= Stated task =
Transcribe the records that follow, preserving every word.

= Task data =
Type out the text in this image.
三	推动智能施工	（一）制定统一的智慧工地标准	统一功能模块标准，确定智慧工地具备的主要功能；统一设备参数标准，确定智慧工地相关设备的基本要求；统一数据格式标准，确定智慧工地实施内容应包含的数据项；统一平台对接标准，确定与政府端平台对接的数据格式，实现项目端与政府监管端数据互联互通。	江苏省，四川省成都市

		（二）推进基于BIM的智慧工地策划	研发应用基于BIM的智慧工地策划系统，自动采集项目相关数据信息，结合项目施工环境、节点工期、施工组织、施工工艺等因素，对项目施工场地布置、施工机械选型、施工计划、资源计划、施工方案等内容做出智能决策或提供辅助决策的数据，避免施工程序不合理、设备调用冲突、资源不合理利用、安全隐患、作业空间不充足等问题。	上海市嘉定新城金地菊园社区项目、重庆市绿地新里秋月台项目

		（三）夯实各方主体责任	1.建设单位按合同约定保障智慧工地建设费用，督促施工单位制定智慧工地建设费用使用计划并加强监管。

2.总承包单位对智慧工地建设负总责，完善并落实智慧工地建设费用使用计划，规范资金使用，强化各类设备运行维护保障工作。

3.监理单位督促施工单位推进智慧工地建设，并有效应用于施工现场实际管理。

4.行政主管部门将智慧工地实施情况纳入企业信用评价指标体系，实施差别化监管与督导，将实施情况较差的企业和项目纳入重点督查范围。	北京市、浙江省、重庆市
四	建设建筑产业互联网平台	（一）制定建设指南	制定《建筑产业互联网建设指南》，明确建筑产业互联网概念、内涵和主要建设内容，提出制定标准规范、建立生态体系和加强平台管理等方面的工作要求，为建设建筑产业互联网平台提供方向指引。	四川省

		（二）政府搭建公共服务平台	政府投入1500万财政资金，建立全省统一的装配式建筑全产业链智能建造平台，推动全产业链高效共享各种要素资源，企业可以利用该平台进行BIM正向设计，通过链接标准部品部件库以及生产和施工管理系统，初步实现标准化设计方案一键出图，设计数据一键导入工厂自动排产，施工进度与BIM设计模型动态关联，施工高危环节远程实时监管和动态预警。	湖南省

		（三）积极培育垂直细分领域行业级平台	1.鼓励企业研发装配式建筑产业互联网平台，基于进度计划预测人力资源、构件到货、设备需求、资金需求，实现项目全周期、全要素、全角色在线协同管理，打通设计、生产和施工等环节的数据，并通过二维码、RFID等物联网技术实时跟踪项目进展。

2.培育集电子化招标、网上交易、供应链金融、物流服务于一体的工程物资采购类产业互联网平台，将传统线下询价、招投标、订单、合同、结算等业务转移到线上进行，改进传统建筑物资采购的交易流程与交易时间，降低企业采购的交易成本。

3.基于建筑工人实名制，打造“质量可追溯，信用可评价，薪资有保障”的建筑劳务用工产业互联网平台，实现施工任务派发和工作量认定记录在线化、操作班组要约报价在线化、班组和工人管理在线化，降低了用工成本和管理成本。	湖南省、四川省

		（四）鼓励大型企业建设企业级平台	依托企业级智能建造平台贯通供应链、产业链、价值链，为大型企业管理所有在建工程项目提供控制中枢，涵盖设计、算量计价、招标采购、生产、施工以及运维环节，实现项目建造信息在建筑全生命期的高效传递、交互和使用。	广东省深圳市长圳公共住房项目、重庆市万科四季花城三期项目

= Expected answer =
Type out the text in this image.
三	推动智能施工	（一）制定统一的智慧工地标准	统一功能模块标准，确定智慧工地具备的主要功能；统一设备参数标准，确定智慧工地相关设备的基本要求；统一数据格式标准，确定智慧工地实施内容应包含的数据项；统一平台对接标准，确定与政府端平台对接的数据格式，实现项目端与政府监管端数据互联互通。	江苏省，四川省成都市

		（二）推进基于BIM的智慧工地策划	研发应用基于BIM的智慧工地策划系统，自动采集项目相关数据信息，结合项目施工环境、节点工期、施工组织、施工工艺等因素，对项目施工场地布置、施工机械选型、施工计划、资源计划、施工方案等内容做出智能决策或提供辅助决策的数据，避免施工程序不合理、设备调用冲突、资源不合理利用、安全隐患、作业空间不充足等问题。	上海市嘉定新城金地菊园社区项目、重庆市绿地新里秋月台项目

		（三）夯实各方主体责任	1.建设单位按合同约定保障智慧工地建设费用，督促施工单位制定智慧工地建设费用使用计划并加强监管。

2.总承包单位对智慧工地建设负总责，完善并落实智慧工地建设费用使用计划，规范资金使用，强化各类设备运行维护保障工作。

3.监理单位督促施工单位推进智慧工地建设，并有效应用于施工现场实际管理。

4.行政主管部门将智慧工地实施情况纳入企业信用评价指标体系，实施差别化监管与督导，将实施情况较差的企业和项目纳入重点督查范围。	北京市、浙江省、重庆市
四	建设建筑产业互联网平台	（一）制定建设指南	制定《建筑产业互联网建设指南》，明确建筑产业互联网概念、内涵和主要建设内容，提出制定标准规范、建立生态体系和加强平台管理等方面的工作要求，为建设建筑产业互联网平台提供方向指引。	四川省

		（二）政府搭建公共服务平台	政府投入1500万财政资金，建立全省统一的装配式建筑全产业链智能建造平台，推动全产业链高效共享各种要素资源，企业可以利用该平台进行BIM正向设计，通过链接标准部品部件库以及生产和施工管理系统，初步实现标准化设计方案一键出图，设计数据一键导入工厂自动排产，施工进度与BIM设计模型动态关联，施工高危环节远程实时监管和动态预警。	湖南省

		（三）积极培育垂直细分领域行业级平台	1.鼓励企业研发装配式建筑产业互联网平台，基于进度计划预测人力资源、构件到货、设备需求、资金需求，实现项目全周期、全要素、全角色在线协同管理，打通设计、生产和施工等环节的数据，并通过二维码、RFID等物联网技术实时跟踪项目进展。

2.培育集电子化招标、网上交易、供应链金融、物流服务于一体的工程物资采购类产业互联网平台，将传统线下询价、招投标、订单、合同、结算等业务转移到线上进行，改进传统建筑物资采购的交易流程与交易时间，降低企业采购的交易成本。

3.基于建筑工人实名制，打造“质量可追溯，信用可评价，薪资有保障”的建筑劳务用工产业互联网平台，实现施工任务派发和工作量认定记录在线化、操作班组要约报价在线化、班组和工人管理在线化，降低了用工成本和管理成本。	湖南省、四川省

		（四）鼓励大型企业建设企业级平台	依托企业级智能建造平台贯通供应链、产业链、价值链，为大型企业管理所有在建工程项目提供控制中枢，涵盖设计、算量计价、招标采购、生产、施工以及运维环节，实现项目建造信息在建筑全生命期的高效传递、交互和使用。	广东省深圳市长圳公共住房项目、重庆市万科四季花城三期项目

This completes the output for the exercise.